> What to do
Take every line from the listing below that includes "Constructeur" and copy it.

> Material shown
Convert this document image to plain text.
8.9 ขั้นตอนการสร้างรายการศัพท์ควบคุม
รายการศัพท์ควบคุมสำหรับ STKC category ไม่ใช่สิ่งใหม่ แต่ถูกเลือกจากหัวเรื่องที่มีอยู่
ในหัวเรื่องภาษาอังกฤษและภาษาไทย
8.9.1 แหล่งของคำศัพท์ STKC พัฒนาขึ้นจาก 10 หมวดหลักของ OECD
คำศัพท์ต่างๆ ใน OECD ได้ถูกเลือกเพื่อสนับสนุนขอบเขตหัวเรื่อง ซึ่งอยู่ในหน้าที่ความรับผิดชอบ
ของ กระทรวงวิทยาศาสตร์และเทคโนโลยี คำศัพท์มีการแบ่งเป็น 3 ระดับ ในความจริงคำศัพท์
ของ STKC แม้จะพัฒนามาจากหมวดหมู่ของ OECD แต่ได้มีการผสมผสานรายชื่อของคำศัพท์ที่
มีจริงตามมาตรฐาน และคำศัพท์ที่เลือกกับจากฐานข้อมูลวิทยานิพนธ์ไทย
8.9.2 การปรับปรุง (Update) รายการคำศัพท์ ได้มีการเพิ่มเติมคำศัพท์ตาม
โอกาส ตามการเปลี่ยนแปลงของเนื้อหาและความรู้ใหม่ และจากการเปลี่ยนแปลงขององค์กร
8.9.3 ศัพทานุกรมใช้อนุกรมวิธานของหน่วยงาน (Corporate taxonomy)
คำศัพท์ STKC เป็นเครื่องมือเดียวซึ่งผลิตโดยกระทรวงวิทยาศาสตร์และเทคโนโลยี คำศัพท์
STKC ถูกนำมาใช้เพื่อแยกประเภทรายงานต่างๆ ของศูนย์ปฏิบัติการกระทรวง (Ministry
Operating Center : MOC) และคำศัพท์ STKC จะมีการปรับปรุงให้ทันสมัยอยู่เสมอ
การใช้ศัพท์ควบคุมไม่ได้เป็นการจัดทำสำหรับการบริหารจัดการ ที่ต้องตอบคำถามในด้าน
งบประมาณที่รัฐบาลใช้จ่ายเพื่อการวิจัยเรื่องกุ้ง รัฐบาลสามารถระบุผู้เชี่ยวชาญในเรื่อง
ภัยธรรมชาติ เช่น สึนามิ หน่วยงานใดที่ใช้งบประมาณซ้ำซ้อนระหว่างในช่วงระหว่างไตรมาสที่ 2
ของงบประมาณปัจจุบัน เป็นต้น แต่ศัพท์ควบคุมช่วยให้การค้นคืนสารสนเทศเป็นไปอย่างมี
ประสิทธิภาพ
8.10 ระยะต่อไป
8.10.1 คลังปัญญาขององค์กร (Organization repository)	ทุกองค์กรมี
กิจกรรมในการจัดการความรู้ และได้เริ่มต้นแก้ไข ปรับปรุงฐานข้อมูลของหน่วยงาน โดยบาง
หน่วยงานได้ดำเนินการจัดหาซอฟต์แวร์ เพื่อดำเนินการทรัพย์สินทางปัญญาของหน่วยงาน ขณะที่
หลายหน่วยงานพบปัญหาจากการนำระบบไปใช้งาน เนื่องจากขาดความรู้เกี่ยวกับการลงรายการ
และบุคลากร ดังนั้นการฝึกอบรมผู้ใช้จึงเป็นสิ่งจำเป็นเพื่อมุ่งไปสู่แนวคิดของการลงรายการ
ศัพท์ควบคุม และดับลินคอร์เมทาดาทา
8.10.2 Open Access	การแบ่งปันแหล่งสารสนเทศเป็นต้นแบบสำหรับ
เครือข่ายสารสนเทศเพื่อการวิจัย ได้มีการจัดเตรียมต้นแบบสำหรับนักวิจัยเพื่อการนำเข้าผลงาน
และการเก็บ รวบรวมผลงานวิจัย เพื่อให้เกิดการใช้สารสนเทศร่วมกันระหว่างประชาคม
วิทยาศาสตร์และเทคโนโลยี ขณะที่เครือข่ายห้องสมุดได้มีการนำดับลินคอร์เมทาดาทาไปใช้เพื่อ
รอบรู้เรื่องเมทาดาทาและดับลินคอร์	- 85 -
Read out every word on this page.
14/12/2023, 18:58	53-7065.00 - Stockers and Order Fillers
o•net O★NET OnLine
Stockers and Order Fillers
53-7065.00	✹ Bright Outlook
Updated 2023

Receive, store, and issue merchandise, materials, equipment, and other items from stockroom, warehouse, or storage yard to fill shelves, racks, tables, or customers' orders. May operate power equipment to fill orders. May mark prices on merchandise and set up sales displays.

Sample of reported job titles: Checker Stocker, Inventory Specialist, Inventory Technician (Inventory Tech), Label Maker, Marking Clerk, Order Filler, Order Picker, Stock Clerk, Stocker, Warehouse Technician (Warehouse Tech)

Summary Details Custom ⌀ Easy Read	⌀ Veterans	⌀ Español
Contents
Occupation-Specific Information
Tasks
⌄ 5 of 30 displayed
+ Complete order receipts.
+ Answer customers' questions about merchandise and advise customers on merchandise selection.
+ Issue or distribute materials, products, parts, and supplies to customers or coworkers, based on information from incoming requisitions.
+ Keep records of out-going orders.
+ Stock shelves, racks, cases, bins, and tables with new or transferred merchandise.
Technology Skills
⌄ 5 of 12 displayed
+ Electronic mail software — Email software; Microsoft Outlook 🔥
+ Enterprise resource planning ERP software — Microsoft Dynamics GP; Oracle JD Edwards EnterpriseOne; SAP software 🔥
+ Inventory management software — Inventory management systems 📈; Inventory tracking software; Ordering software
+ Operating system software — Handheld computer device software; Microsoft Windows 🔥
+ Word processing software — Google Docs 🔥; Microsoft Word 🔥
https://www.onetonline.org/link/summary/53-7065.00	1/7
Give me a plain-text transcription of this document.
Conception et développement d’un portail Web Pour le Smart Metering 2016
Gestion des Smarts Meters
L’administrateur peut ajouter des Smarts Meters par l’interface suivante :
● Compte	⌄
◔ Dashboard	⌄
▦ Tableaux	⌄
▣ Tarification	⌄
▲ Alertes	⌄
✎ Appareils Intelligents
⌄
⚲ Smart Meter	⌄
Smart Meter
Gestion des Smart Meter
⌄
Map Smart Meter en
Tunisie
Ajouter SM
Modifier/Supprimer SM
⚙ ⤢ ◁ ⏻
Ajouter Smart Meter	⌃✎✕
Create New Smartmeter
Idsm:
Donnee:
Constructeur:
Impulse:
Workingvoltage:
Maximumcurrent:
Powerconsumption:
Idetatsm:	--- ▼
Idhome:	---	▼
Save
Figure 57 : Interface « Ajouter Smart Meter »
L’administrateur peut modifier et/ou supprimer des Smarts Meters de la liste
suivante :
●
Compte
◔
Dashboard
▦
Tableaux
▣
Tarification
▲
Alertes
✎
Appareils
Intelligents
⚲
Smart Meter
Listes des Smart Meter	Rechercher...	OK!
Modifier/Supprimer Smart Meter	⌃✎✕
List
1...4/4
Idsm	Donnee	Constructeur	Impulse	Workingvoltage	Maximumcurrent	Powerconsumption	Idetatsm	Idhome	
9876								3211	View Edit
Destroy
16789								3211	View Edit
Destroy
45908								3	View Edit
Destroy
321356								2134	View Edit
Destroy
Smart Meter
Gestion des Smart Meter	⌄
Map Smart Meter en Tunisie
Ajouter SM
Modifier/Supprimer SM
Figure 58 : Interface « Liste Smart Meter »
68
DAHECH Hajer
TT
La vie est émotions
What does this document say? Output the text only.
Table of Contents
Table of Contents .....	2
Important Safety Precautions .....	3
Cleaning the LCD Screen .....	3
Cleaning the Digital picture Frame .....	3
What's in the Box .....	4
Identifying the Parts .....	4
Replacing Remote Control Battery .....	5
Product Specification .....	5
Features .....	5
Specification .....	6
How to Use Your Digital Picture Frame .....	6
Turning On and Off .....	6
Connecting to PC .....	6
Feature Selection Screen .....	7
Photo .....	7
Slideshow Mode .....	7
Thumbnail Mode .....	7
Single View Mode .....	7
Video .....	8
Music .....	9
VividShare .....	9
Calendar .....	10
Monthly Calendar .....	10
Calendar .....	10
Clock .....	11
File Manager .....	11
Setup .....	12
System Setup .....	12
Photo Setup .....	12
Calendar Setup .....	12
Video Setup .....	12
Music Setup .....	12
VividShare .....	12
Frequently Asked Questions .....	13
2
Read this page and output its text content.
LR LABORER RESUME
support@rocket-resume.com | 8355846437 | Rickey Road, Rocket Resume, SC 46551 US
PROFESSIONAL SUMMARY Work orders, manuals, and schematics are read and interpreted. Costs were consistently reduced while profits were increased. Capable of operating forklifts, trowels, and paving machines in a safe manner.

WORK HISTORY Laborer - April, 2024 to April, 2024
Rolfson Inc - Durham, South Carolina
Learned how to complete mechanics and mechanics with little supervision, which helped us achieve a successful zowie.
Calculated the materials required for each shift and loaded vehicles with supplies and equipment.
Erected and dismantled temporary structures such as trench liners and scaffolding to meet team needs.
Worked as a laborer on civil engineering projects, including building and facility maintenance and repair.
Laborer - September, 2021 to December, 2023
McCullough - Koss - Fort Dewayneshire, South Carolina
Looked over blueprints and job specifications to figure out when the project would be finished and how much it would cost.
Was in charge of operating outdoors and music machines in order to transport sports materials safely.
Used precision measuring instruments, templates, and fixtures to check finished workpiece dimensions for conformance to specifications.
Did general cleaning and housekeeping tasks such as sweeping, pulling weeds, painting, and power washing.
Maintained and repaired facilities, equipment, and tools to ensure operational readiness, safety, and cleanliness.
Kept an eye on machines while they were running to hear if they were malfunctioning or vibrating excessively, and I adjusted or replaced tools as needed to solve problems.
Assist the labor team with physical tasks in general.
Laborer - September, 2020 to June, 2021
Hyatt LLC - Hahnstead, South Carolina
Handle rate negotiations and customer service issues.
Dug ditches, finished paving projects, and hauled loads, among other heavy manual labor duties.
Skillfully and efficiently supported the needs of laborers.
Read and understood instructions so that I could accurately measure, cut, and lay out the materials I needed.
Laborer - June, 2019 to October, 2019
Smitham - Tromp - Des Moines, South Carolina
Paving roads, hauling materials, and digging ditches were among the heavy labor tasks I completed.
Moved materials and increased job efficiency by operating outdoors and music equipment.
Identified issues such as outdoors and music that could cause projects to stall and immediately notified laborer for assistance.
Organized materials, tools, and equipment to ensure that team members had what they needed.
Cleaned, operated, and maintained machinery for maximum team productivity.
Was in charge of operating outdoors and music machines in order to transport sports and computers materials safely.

> The solution
Constructeur:
Idsm	Donnee	Constructeur	Impulse	Workingvoltage	Maximumcurrent	Powerconsumption	Idetatsm	Idhome	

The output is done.